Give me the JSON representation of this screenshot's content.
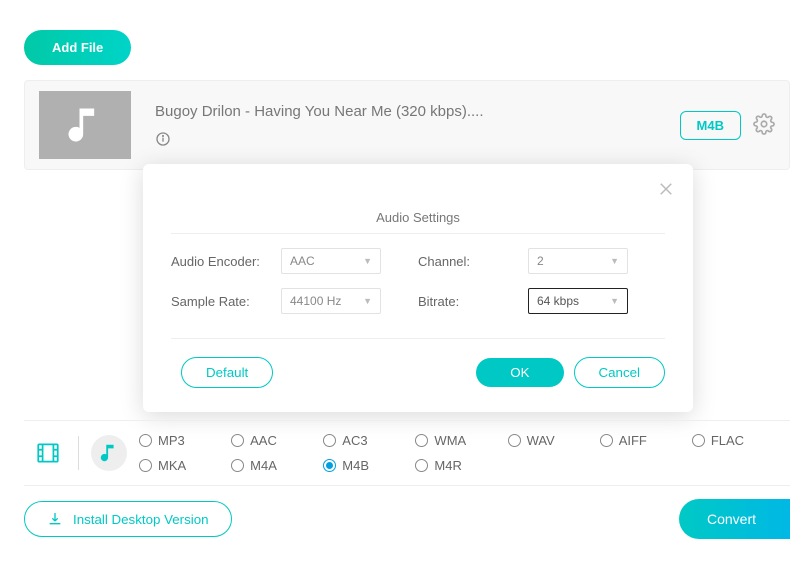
{
  "header": {
    "add_file_label": "Add File"
  },
  "file": {
    "title": "Bugoy Drilon - Having You Near Me (320 kbps)....",
    "format_badge": "M4B"
  },
  "modal": {
    "title": "Audio Settings",
    "labels": {
      "encoder": "Audio Encoder:",
      "channel": "Channel:",
      "sample_rate": "Sample Rate:",
      "bitrate": "Bitrate:"
    },
    "values": {
      "encoder": "AAC",
      "channel": "2",
      "sample_rate": "44100 Hz",
      "bitrate": "64 kbps"
    },
    "buttons": {
      "default": "Default",
      "ok": "OK",
      "cancel": "Cancel"
    }
  },
  "formats": {
    "r0": [
      "MP3",
      "AAC",
      "AC3",
      "WMA",
      "WAV",
      "AIFF",
      "FLAC"
    ],
    "r1": [
      "MKA",
      "M4A",
      "M4B",
      "M4R"
    ],
    "selected": "M4B"
  },
  "footer": {
    "install": "Install Desktop Version",
    "convert": "Convert"
  }
}
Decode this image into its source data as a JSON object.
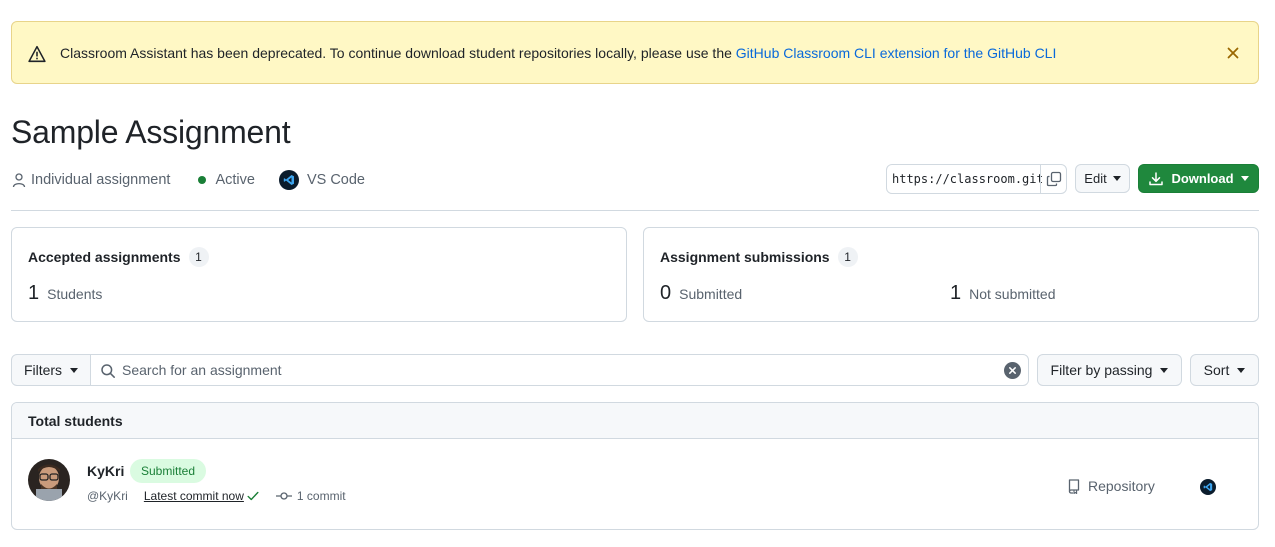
{
  "banner": {
    "message": "Classroom Assistant has been deprecated. To continue download student repositories locally, please use the ",
    "link_text": "GitHub Classroom CLI extension for the GitHub CLI",
    "icon": "alert-icon",
    "close_icon": "close-icon"
  },
  "assignment": {
    "title": "Sample Assignment",
    "type_label": "Individual assignment",
    "status_label": "Active",
    "editor_label": "VS Code",
    "invite_url": "https://classroom.github.com/a/",
    "edit_label": "Edit",
    "download_label": "Download"
  },
  "stats": {
    "accepted": {
      "heading": "Accepted assignments",
      "count": "1",
      "students_num": "1",
      "students_label": "Students"
    },
    "submissions": {
      "heading": "Assignment submissions",
      "count": "1",
      "submitted_num": "0",
      "submitted_label": "Submitted",
      "not_submitted_num": "1",
      "not_submitted_label": "Not submitted"
    }
  },
  "filters": {
    "filters_label": "Filters",
    "search_placeholder": "Search for an assignment",
    "passing_label": "Filter by passing",
    "sort_label": "Sort"
  },
  "table": {
    "header": "Total students",
    "rows": [
      {
        "name": "KyKri",
        "status": "Submitted",
        "handle": "@KyKri",
        "latest_commit": "Latest commit now",
        "commits": "1 commit",
        "repo_label": "Repository"
      }
    ]
  },
  "colors": {
    "banner_bg": "#fff8c5",
    "primary_green": "#1f883d",
    "link_blue": "#0969da",
    "success_badge_bg": "#dafbe1"
  }
}
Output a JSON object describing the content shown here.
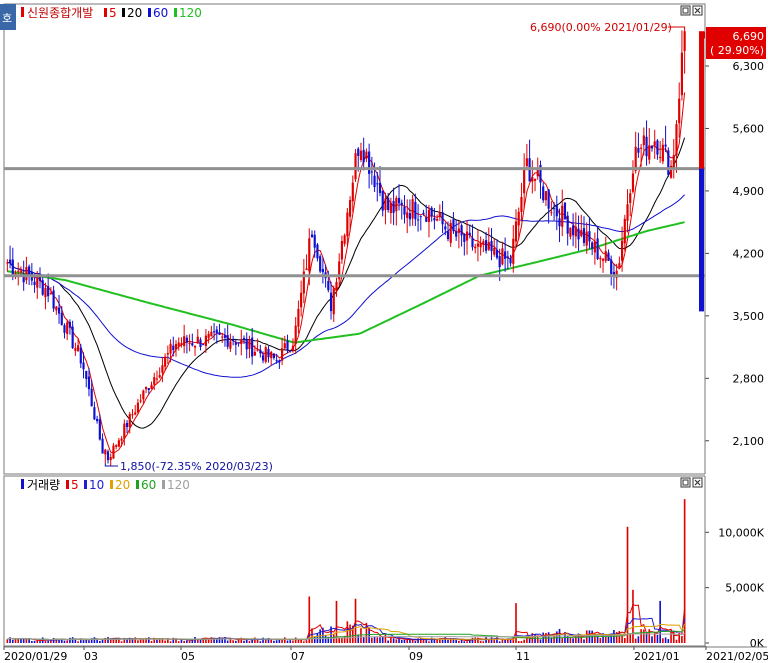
{
  "header": {
    "badge": "호",
    "stock_name": "신원종합개발",
    "ma_labels": [
      "5",
      "20",
      "60",
      "120"
    ],
    "ma_colors": [
      "#e00000",
      "#000000",
      "#1010d0",
      "#20c020"
    ]
  },
  "volume_header": {
    "title": "거래량",
    "ma_labels": [
      "5",
      "10",
      "20",
      "60",
      "120"
    ],
    "ma_colors": [
      "#e00000",
      "#2020d0",
      "#e0a000",
      "#20a020",
      "#a0a0a0"
    ]
  },
  "annotations": {
    "high": "6,690(0.00% 2021/01/29)",
    "low": "1,850(-72.35% 2020/03/23)"
  },
  "current": {
    "price": "6,690",
    "change": "( 29.90%)"
  },
  "price_axis": [
    "6,300",
    "5,600",
    "4,900",
    "4,200",
    "3,500",
    "2,800",
    "2,100"
  ],
  "volume_axis": [
    "10,000K",
    "5,000K",
    "0K"
  ],
  "x_axis": [
    "2020/01/29",
    "03",
    "05",
    "07",
    "09",
    "11",
    "2021/01",
    "2021/02/05"
  ],
  "window_buttons": [
    "□",
    "×"
  ],
  "colors": {
    "up": "#e00000",
    "down": "#1010d0",
    "resistance": "#909090"
  },
  "chart_data": [
    {
      "type": "candlestick",
      "title": "신원종합개발",
      "period": [
        "2020/01/29",
        "2021/02/05"
      ],
      "x_tick_labels": [
        "2020/01/29",
        "03",
        "05",
        "07",
        "09",
        "11",
        "2021/01",
        "2021/02/05"
      ],
      "y_ticks": [
        2100,
        2800,
        3500,
        4200,
        4900,
        5600,
        6300
      ],
      "ylim": [
        1750,
        6950
      ],
      "horizontal_lines": [
        5150,
        3950
      ],
      "moving_averages": [
        5,
        20,
        60,
        120
      ],
      "high_point": {
        "date": "2021/01/29",
        "value": 6690
      },
      "low_point": {
        "date": "2020/03/23",
        "value": 1850,
        "change_pct": -72.35
      },
      "last_close": 6690,
      "last_change_pct": 29.9,
      "price_path": [
        [
          "2020/01/29",
          4100
        ],
        [
          "2020/02/20",
          3800
        ],
        [
          "2020/03/10",
          3000
        ],
        [
          "2020/03/23",
          1850
        ],
        [
          "2020/04/15",
          2700
        ],
        [
          "2020/05/01",
          3200
        ],
        [
          "2020/06/01",
          3250
        ],
        [
          "2020/06/25",
          3000
        ],
        [
          "2020/07/05",
          3250
        ],
        [
          "2020/07/15",
          4500
        ],
        [
          "2020/07/25",
          3600
        ],
        [
          "2020/08/10",
          5500
        ],
        [
          "2020/08/25",
          4700
        ],
        [
          "2020/09/15",
          4700
        ],
        [
          "2020/10/01",
          4400
        ],
        [
          "2020/10/15",
          4250
        ],
        [
          "2020/11/01",
          4100
        ],
        [
          "2020/11/10",
          5200
        ],
        [
          "2020/11/25",
          4700
        ],
        [
          "2020/12/15",
          4300
        ],
        [
          "2020/12/30",
          4000
        ],
        [
          "2021/01/08",
          5300
        ],
        [
          "2021/01/20",
          5500
        ],
        [
          "2021/01/29",
          5150
        ],
        [
          "2021/02/05",
          6690
        ]
      ],
      "ma120_path": [
        [
          "2020/01/29",
          4000
        ],
        [
          "2020/03/01",
          3900
        ],
        [
          "2020/04/15",
          3650
        ],
        [
          "2020/06/01",
          3400
        ],
        [
          "2020/07/05",
          3200
        ],
        [
          "2020/08/10",
          3300
        ],
        [
          "2020/09/15",
          3650
        ],
        [
          "2020/10/15",
          3950
        ],
        [
          "2020/11/15",
          4100
        ],
        [
          "2020/12/15",
          4250
        ],
        [
          "2021/01/15",
          4450
        ],
        [
          "2021/02/05",
          4550
        ]
      ]
    },
    {
      "type": "bar",
      "title": "거래량",
      "unit": "K",
      "y_ticks": [
        0,
        5000,
        10000
      ],
      "ylim": [
        0,
        14000
      ],
      "spikes": [
        [
          "2020/07/13",
          4200
        ],
        [
          "2020/07/28",
          3800
        ],
        [
          "2020/08/07",
          4000
        ],
        [
          "2020/11/04",
          3600
        ],
        [
          "2021/01/04",
          10500
        ],
        [
          "2021/01/08",
          4800
        ],
        [
          "2021/01/22",
          3800
        ],
        [
          "2021/02/05",
          13000
        ]
      ]
    }
  ]
}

________

Copy out the listing exactly as it stands, but not the pictures.

Written response:
Give me the JSON representation of this screenshot's content.
{
  "header": {
    "add_file_label": "Add File"
  },
  "file": {
    "title": "Bugoy Drilon - Having You Near Me (320 kbps)....",
    "format_badge": "M4B"
  },
  "modal": {
    "title": "Audio Settings",
    "labels": {
      "encoder": "Audio Encoder:",
      "channel": "Channel:",
      "sample_rate": "Sample Rate:",
      "bitrate": "Bitrate:"
    },
    "values": {
      "encoder": "AAC",
      "channel": "2",
      "sample_rate": "44100 Hz",
      "bitrate": "64 kbps"
    },
    "buttons": {
      "default": "Default",
      "ok": "OK",
      "cancel": "Cancel"
    }
  },
  "formats": {
    "r0": [
      "MP3",
      "AAC",
      "AC3",
      "WMA",
      "WAV",
      "AIFF",
      "FLAC"
    ],
    "r1": [
      "MKA",
      "M4A",
      "M4B",
      "M4R"
    ],
    "selected": "M4B"
  },
  "footer": {
    "install": "Install Desktop Version",
    "convert": "Convert"
  }
}
Decode this image into its source data as a JSON object.
{
  "banner": {
    "message": "Classroom Assistant has been deprecated. To continue download student repositories locally, please use the ",
    "link_text": "GitHub Classroom CLI extension for the GitHub CLI",
    "icon": "alert-icon",
    "close_icon": "close-icon"
  },
  "assignment": {
    "title": "Sample Assignment",
    "type_label": "Individual assignment",
    "status_label": "Active",
    "editor_label": "VS Code",
    "invite_url": "https://classroom.github.com/a/",
    "edit_label": "Edit",
    "download_label": "Download"
  },
  "stats": {
    "accepted": {
      "heading": "Accepted assignments",
      "count": "1",
      "students_num": "1",
      "students_label": "Students"
    },
    "submissions": {
      "heading": "Assignment submissions",
      "count": "1",
      "submitted_num": "0",
      "submitted_label": "Submitted",
      "not_submitted_num": "1",
      "not_submitted_label": "Not submitted"
    }
  },
  "filters": {
    "filters_label": "Filters",
    "search_placeholder": "Search for an assignment",
    "passing_label": "Filter by passing",
    "sort_label": "Sort"
  },
  "table": {
    "header": "Total students",
    "rows": [
      {
        "name": "KyKri",
        "status": "Submitted",
        "handle": "@KyKri",
        "latest_commit": "Latest commit now",
        "commits": "1 commit",
        "repo_label": "Repository"
      }
    ]
  },
  "colors": {
    "banner_bg": "#fff8c5",
    "primary_green": "#1f883d",
    "link_blue": "#0969da",
    "success_badge_bg": "#dafbe1"
  }
}
Output a JSON object describing the content shown here.
{
  "header": {
    "badge": "호",
    "stock_name": "신원종합개발",
    "ma_labels": [
      "5",
      "20",
      "60",
      "120"
    ],
    "ma_colors": [
      "#e00000",
      "#000000",
      "#1010d0",
      "#20c020"
    ]
  },
  "volume_header": {
    "title": "거래량",
    "ma_labels": [
      "5",
      "10",
      "20",
      "60",
      "120"
    ],
    "ma_colors": [
      "#e00000",
      "#2020d0",
      "#e0a000",
      "#20a020",
      "#a0a0a0"
    ]
  },
  "annotations": {
    "high": "6,690(0.00% 2021/01/29)",
    "low": "1,850(-72.35% 2020/03/23)"
  },
  "current": {
    "price": "6,690",
    "change": "( 29.90%)"
  },
  "price_axis": [
    "6,300",
    "5,600",
    "4,900",
    "4,200",
    "3,500",
    "2,800",
    "2,100"
  ],
  "volume_axis": [
    "10,000K",
    "5,000K",
    "0K"
  ],
  "x_axis": [
    "2020/01/29",
    "03",
    "05",
    "07",
    "09",
    "11",
    "2021/01",
    "2021/02/05"
  ],
  "window_buttons": [
    "□",
    "×"
  ],
  "colors": {
    "up": "#e00000",
    "down": "#1010d0",
    "resistance": "#909090"
  },
  "chart_data": [
    {
      "type": "candlestick",
      "title": "신원종합개발",
      "period": [
        "2020/01/29",
        "2021/02/05"
      ],
      "x_tick_labels": [
        "2020/01/29",
        "03",
        "05",
        "07",
        "09",
        "11",
        "2021/01",
        "2021/02/05"
      ],
      "y_ticks": [
        2100,
        2800,
        3500,
        4200,
        4900,
        5600,
        6300
      ],
      "ylim": [
        1750,
        6950
      ],
      "horizontal_lines": [
        5150,
        3950
      ],
      "moving_averages": [
        5,
        20,
        60,
        120
      ],
      "high_point": {
        "date": "2021/01/29",
        "value": 6690
      },
      "low_point": {
        "date": "2020/03/23",
        "value": 1850,
        "change_pct": -72.35
      },
      "last_close": 6690,
      "last_change_pct": 29.9,
      "price_path": [
        [
          "2020/01/29",
          4100
        ],
        [
          "2020/02/20",
          3800
        ],
        [
          "2020/03/10",
          3000
        ],
        [
          "2020/03/23",
          1850
        ],
        [
          "2020/04/15",
          2700
        ],
        [
          "2020/05/01",
          3200
        ],
        [
          "2020/06/01",
          3250
        ],
        [
          "2020/06/25",
          3000
        ],
        [
          "2020/07/05",
          3250
        ],
        [
          "2020/07/15",
          4500
        ],
        [
          "2020/07/25",
          3600
        ],
        [
          "2020/08/10",
          5500
        ],
        [
          "2020/08/25",
          4700
        ],
        [
          "2020/09/15",
          4700
        ],
        [
          "2020/10/01",
          4400
        ],
        [
          "2020/10/15",
          4250
        ],
        [
          "2020/11/01",
          4100
        ],
        [
          "2020/11/10",
          5200
        ],
        [
          "2020/11/25",
          4700
        ],
        [
          "2020/12/15",
          4300
        ],
        [
          "2020/12/30",
          4000
        ],
        [
          "2021/01/08",
          5300
        ],
        [
          "2021/01/20",
          5500
        ],
        [
          "2021/01/29",
          5150
        ],
        [
          "2021/02/05",
          6690
        ]
      ],
      "ma120_path": [
        [
          "2020/01/29",
          4000
        ],
        [
          "2020/03/01",
          3900
        ],
        [
          "2020/04/15",
          3650
        ],
        [
          "2020/06/01",
          3400
        ],
        [
          "2020/07/05",
          3200
        ],
        [
          "2020/08/10",
          3300
        ],
        [
          "2020/09/15",
          3650
        ],
        [
          "2020/10/15",
          3950
        ],
        [
          "2020/11/15",
          4100
        ],
        [
          "2020/12/15",
          4250
        ],
        [
          "2021/01/15",
          4450
        ],
        [
          "2021/02/05",
          4550
        ]
      ]
    },
    {
      "type": "bar",
      "title": "거래량",
      "unit": "K",
      "y_ticks": [
        0,
        5000,
        10000
      ],
      "ylim": [
        0,
        14000
      ],
      "spikes": [
        [
          "2020/07/13",
          4200
        ],
        [
          "2020/07/28",
          3800
        ],
        [
          "2020/08/07",
          4000
        ],
        [
          "2020/11/04",
          3600
        ],
        [
          "2021/01/04",
          10500
        ],
        [
          "2021/01/08",
          4800
        ],
        [
          "2021/01/22",
          3800
        ],
        [
          "2021/02/05",
          13000
        ]
      ]
    }
  ]
}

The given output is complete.